[START OF Data supplied]
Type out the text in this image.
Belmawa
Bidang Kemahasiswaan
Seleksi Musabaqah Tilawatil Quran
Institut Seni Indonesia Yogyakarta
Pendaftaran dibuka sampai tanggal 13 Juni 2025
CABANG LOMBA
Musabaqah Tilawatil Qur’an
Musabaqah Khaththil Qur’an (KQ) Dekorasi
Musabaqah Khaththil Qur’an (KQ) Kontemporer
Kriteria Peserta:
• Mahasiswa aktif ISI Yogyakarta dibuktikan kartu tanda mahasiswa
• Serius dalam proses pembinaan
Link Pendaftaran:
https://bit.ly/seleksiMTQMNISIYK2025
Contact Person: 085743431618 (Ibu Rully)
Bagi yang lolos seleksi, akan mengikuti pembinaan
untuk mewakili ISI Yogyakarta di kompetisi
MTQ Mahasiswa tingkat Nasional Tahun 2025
[END OF Data supplied]
Prompt: Exactly reproduce every line of the records.

Final result:
Type out the text in this image.
Belmawa
Bidang Kemahasiswaan
Seleksi Musabaqah Tilawatil Quran
Institut Seni Indonesia Yogyakarta
Pendaftaran dibuka sampai tanggal 13 Juni 2025
CABANG LOMBA
Musabaqah Tilawatil Qur’an
Musabaqah Khaththil Qur’an (KQ) Dekorasi
Musabaqah Khaththil Qur’an (KQ) Kontemporer
Kriteria Peserta:
• Mahasiswa aktif ISI Yogyakarta dibuktikan kartu tanda mahasiswa
• Serius dalam proses pembinaan
Link Pendaftaran:
https://bit.ly/seleksiMTQMNISIYK2025
Contact Person: 085743431618 (Ibu Rully)
Bagi yang lolos seleksi, akan mengikuti pembinaan
untuk mewakili ISI Yogyakarta di kompetisi
MTQ Mahasiswa tingkat Nasional Tahun 2025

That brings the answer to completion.